Stated task: Copy all lines of the listing that include the string "this".

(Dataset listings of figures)
--- BEGIN ---

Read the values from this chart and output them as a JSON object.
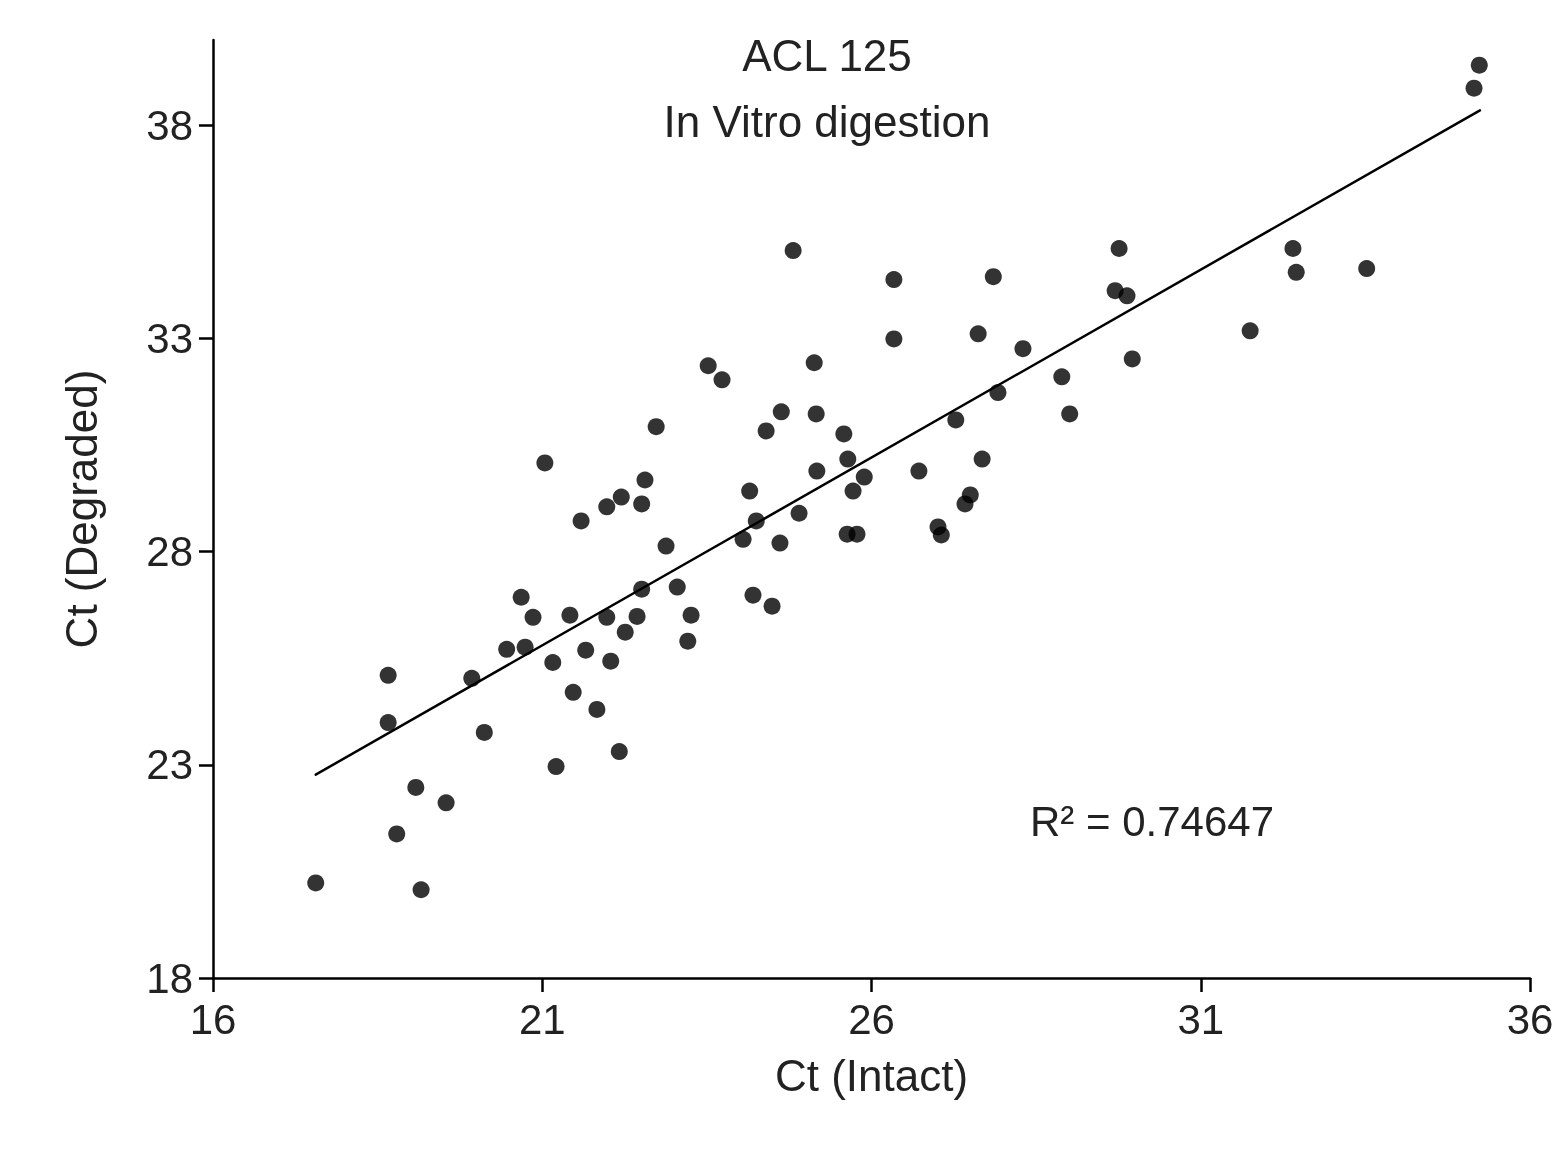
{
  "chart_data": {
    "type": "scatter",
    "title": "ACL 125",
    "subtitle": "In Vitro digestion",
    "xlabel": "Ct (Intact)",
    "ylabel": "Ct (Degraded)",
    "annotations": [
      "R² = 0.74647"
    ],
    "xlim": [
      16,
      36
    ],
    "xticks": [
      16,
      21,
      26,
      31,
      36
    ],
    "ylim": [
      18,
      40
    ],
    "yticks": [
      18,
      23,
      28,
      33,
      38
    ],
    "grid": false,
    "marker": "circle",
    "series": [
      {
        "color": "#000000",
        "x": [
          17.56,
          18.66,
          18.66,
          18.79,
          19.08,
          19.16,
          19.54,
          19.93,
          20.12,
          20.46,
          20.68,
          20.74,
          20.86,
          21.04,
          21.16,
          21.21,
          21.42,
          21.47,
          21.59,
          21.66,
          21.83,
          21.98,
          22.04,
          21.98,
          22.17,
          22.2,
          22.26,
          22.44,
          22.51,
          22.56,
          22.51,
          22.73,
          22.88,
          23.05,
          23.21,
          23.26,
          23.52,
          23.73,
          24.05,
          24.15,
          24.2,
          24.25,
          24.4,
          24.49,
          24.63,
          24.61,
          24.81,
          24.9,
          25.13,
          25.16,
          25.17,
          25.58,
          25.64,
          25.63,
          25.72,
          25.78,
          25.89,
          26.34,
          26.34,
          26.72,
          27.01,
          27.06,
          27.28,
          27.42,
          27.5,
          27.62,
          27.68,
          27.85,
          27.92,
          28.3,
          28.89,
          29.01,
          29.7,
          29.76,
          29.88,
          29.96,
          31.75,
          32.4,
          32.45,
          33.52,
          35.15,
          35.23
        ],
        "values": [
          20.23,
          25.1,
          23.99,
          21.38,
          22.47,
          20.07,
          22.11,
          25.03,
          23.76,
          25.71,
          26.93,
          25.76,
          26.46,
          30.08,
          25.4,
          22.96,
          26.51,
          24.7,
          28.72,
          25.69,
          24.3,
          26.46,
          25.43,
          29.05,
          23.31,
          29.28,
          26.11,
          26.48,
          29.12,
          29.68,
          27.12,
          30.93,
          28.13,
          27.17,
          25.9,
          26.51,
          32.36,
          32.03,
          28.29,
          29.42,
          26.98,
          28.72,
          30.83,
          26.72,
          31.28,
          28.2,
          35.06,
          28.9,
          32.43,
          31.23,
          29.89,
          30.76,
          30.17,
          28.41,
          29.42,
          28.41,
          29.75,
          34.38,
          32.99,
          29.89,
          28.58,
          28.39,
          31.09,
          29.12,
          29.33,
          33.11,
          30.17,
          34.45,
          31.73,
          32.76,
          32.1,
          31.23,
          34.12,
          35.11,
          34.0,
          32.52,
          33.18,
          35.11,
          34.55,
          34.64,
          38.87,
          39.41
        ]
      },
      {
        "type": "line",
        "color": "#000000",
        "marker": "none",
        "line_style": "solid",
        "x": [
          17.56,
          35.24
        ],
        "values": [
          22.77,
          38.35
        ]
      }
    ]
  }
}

--- END ---
--- BEGIN ---

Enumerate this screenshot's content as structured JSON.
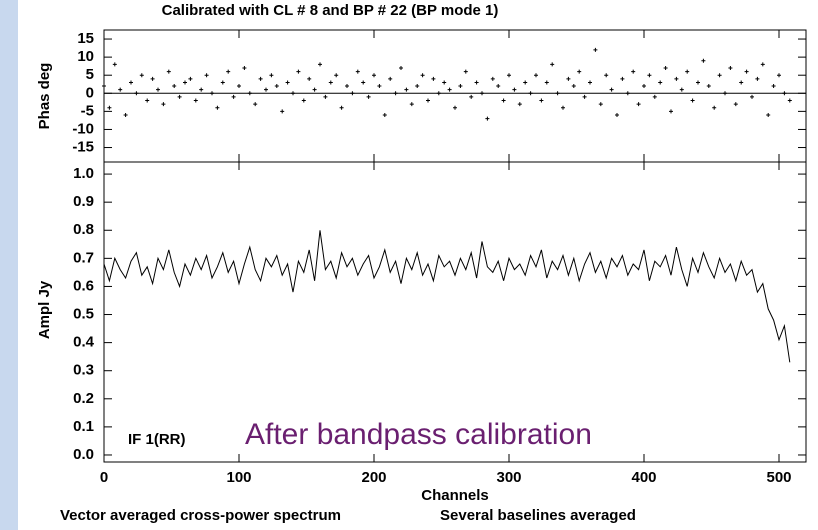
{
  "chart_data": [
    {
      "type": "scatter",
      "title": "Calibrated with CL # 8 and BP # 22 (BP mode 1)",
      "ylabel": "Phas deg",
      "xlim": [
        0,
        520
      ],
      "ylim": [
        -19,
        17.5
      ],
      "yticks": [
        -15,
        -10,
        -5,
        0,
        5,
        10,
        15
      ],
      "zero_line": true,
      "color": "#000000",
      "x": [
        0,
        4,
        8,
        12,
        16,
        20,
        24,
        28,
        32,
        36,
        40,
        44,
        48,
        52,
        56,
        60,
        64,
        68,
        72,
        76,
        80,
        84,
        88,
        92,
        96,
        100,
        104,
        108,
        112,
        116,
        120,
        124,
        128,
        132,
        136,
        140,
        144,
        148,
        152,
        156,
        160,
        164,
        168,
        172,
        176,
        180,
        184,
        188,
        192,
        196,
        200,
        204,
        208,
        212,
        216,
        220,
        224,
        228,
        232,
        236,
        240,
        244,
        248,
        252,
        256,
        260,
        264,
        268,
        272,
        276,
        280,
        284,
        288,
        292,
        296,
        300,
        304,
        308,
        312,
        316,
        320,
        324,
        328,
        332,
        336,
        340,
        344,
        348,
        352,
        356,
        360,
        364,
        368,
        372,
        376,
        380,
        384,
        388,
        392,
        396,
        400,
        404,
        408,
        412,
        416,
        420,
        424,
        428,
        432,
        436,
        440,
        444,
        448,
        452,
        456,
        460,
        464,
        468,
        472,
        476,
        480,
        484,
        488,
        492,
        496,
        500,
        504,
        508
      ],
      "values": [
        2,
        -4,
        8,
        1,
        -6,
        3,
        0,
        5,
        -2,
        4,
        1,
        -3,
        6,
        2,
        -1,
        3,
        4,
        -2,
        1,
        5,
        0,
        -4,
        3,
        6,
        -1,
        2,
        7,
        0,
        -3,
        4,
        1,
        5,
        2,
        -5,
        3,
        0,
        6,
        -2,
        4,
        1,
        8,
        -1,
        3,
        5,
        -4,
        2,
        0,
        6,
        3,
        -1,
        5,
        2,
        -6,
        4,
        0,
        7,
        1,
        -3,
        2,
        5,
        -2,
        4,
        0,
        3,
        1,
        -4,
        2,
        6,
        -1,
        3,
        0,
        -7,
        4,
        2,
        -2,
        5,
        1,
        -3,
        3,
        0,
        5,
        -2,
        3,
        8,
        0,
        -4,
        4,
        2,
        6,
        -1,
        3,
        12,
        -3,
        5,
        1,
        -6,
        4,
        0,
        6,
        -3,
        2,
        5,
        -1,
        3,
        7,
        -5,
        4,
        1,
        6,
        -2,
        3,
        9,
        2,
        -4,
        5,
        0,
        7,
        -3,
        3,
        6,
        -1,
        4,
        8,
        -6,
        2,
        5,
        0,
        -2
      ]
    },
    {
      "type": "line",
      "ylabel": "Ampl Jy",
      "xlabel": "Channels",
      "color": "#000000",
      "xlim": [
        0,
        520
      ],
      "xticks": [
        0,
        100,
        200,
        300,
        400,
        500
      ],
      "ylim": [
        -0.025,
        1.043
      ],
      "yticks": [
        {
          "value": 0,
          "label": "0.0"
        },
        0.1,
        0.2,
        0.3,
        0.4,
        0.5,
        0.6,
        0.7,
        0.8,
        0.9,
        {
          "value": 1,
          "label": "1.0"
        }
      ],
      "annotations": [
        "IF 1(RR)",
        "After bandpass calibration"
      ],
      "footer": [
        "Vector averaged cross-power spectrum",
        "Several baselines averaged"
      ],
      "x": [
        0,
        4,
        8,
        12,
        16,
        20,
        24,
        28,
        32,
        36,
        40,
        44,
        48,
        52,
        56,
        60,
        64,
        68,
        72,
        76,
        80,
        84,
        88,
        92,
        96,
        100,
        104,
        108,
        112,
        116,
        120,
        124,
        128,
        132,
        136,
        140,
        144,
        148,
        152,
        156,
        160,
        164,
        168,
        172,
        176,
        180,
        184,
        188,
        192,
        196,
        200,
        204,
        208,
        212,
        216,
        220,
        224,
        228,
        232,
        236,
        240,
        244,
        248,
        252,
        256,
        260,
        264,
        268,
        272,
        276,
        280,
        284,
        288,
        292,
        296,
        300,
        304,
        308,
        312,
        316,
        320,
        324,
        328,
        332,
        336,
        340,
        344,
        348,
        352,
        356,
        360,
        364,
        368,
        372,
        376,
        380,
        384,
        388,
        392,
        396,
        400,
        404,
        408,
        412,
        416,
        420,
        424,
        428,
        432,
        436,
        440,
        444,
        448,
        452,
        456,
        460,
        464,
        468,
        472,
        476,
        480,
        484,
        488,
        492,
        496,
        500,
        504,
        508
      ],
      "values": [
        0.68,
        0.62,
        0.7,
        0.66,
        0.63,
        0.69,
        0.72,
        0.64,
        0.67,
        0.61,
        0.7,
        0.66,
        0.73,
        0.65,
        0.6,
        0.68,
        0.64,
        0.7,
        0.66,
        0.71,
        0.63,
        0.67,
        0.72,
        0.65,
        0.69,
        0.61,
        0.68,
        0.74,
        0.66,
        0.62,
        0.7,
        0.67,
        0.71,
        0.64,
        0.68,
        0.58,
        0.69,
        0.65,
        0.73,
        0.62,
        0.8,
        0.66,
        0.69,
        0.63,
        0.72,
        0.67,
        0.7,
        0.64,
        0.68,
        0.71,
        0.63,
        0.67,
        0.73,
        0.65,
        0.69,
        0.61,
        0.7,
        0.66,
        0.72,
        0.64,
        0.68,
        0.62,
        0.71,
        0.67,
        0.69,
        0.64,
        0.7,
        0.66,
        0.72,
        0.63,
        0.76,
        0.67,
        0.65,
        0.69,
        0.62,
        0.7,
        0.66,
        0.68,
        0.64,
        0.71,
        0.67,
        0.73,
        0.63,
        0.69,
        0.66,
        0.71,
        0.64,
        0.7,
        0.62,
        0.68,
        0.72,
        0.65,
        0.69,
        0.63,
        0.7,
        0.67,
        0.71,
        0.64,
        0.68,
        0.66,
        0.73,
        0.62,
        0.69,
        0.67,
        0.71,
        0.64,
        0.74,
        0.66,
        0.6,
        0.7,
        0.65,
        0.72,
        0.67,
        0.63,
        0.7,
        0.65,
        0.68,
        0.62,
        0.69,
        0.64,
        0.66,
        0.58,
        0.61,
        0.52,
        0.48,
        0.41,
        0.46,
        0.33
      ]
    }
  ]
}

--- END ---

Task solution:
Read the values from this chart and output them as a JSON object.
Enumerate this screenshot's content as structured JSON.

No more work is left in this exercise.